>>>>>

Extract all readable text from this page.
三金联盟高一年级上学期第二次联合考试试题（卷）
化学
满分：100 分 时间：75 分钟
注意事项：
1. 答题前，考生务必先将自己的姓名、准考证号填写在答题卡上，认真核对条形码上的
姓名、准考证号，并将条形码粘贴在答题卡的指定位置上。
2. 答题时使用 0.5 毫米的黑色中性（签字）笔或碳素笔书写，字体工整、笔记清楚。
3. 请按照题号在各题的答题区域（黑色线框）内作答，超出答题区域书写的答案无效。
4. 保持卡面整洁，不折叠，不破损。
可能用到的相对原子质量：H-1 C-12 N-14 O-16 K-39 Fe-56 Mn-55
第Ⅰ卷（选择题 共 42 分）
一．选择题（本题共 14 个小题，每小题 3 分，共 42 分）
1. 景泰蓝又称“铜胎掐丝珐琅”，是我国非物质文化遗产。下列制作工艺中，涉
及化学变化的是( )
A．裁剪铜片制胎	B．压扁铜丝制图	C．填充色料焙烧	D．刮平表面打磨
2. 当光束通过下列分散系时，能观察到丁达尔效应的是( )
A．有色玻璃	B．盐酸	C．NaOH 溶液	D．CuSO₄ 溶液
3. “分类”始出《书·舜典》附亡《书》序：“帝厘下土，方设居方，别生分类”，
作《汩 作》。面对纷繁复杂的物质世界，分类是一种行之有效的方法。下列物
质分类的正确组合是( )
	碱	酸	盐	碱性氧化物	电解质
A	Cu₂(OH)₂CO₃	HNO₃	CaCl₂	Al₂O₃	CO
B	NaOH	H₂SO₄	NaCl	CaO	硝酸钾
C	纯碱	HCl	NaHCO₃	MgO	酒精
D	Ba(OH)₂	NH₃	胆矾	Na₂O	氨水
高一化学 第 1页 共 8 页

<<<<<

**WHAT IS NEEDED**
Search the data for the string "NaOH" and copy each line where it appears.

**ANSWER IN FULL**
A．有色玻璃	B．盐酸	C．NaOH 溶液	D．CuSO₄ 溶液
B	NaOH	H₂SO₄	NaCl	CaO	硝酸钾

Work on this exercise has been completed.